▶ **TASK INPUT**:
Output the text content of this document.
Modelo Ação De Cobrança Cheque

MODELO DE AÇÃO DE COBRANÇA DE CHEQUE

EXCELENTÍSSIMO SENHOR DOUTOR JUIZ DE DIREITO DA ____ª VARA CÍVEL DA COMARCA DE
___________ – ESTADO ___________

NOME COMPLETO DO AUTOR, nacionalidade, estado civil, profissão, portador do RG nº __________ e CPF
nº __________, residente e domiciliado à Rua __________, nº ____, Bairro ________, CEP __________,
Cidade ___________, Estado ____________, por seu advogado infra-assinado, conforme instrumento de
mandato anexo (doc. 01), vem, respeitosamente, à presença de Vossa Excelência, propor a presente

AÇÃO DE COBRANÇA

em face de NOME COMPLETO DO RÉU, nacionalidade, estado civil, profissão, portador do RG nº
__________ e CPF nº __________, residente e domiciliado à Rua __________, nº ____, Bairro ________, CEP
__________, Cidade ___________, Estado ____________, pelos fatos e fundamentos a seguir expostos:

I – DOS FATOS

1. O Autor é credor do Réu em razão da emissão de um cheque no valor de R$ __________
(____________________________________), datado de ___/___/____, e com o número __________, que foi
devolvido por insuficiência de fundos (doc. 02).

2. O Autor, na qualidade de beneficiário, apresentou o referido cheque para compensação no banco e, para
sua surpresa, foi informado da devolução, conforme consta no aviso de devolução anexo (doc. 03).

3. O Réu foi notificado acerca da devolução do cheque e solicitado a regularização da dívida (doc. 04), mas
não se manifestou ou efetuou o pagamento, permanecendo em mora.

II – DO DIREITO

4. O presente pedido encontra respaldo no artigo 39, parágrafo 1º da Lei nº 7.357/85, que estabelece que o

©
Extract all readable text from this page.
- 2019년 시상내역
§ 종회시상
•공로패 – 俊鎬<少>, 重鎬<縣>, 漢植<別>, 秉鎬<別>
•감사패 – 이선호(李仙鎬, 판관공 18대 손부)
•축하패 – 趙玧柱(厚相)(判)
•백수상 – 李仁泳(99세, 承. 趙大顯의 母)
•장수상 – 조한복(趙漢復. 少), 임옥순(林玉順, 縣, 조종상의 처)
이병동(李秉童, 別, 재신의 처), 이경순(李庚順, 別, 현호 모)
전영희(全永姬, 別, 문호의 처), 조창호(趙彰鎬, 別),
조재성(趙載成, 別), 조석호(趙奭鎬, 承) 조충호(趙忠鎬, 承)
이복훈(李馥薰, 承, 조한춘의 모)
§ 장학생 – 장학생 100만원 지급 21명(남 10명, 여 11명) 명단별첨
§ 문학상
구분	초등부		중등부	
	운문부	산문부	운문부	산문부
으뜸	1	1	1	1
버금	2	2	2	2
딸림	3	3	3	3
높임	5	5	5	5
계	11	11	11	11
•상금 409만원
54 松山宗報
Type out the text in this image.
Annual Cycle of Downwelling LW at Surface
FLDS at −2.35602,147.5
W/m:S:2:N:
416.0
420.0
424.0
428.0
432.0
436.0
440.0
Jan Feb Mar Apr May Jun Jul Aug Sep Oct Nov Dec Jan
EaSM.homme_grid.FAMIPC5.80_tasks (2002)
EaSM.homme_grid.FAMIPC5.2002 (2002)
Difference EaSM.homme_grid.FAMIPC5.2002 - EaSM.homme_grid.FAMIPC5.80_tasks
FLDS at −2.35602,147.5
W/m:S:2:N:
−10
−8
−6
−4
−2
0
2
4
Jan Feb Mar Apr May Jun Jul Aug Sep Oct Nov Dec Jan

▶ **STATED TASK**: Without omitting anything, output the entries exactly.

▶ **CORRECT OUTPUT**:
Output the text content of this document.
Modelo Ação De Cobrança Cheque

MODELO DE AÇÃO DE COBRANÇA DE CHEQUE

EXCELENTÍSSIMO SENHOR DOUTOR JUIZ DE DIREITO DA ____ª VARA CÍVEL DA COMARCA DE
___________ – ESTADO ___________

NOME COMPLETO DO AUTOR, nacionalidade, estado civil, profissão, portador do RG nº __________ e CPF
nº __________, residente e domiciliado à Rua __________, nº ____, Bairro ________, CEP __________,
Cidade ___________, Estado ____________, por seu advogado infra-assinado, conforme instrumento de
mandato anexo (doc. 01), vem, respeitosamente, à presença de Vossa Excelência, propor a presente

AÇÃO DE COBRANÇA

em face de NOME COMPLETO DO RÉU, nacionalidade, estado civil, profissão, portador do RG nº
__________ e CPF nº __________, residente e domiciliado à Rua __________, nº ____, Bairro ________, CEP
__________, Cidade ___________, Estado ____________, pelos fatos e fundamentos a seguir expostos:

I – DOS FATOS

1. O Autor é credor do Réu em razão da emissão de um cheque no valor de R$ __________
(____________________________________), datado de ___/___/____, e com o número __________, que foi
devolvido por insuficiência de fundos (doc. 02).

2. O Autor, na qualidade de beneficiário, apresentou o referido cheque para compensação no banco e, para
sua surpresa, foi informado da devolução, conforme consta no aviso de devolução anexo (doc. 03).

3. O Réu foi notificado acerca da devolução do cheque e solicitado a regularização da dívida (doc. 04), mas
não se manifestou ou efetuou o pagamento, permanecendo em mora.

II – DO DIREITO

4. O presente pedido encontra respaldo no artigo 39, parágrafo 1º da Lei nº 7.357/85, que estabelece que o

©
Extract all readable text from this page.
- 2019년 시상내역
§ 종회시상
•공로패 – 俊鎬<少>, 重鎬<縣>, 漢植<別>, 秉鎬<別>
•감사패 – 이선호(李仙鎬, 판관공 18대 손부)
•축하패 – 趙玧柱(厚相)(判)
•백수상 – 李仁泳(99세, 承. 趙大顯의 母)
•장수상 – 조한복(趙漢復. 少), 임옥순(林玉順, 縣, 조종상의 처)
이병동(李秉童, 別, 재신의 처), 이경순(李庚順, 別, 현호 모)
전영희(全永姬, 別, 문호의 처), 조창호(趙彰鎬, 別),
조재성(趙載成, 別), 조석호(趙奭鎬, 承) 조충호(趙忠鎬, 承)
이복훈(李馥薰, 承, 조한춘의 모)
§ 장학생 – 장학생 100만원 지급 21명(남 10명, 여 11명) 명단별첨
§ 문학상
구분	초등부		중등부	
	운문부	산문부	운문부	산문부
으뜸	1	1	1	1
버금	2	2	2	2
딸림	3	3	3	3
높임	5	5	5	5
계	11	11	11	11
•상금 409만원
54 松山宗報
Type out the text in this image.
Annual Cycle of Downwelling LW at Surface
FLDS at −2.35602,147.5
W/m:S:2:N:
416.0
420.0
424.0
428.0
432.0
436.0
440.0
Jan Feb Mar Apr May Jun Jul Aug Sep Oct Nov Dec Jan
EaSM.homme_grid.FAMIPC5.80_tasks (2002)
EaSM.homme_grid.FAMIPC5.2002 (2002)
Difference EaSM.homme_grid.FAMIPC5.2002 - EaSM.homme_grid.FAMIPC5.80_tasks
FLDS at −2.35602,147.5
W/m:S:2:N:
−10
−8
−6
−4
−2
0
2
4
Jan Feb Mar Apr May Jun Jul Aug Sep Oct Nov Dec Jan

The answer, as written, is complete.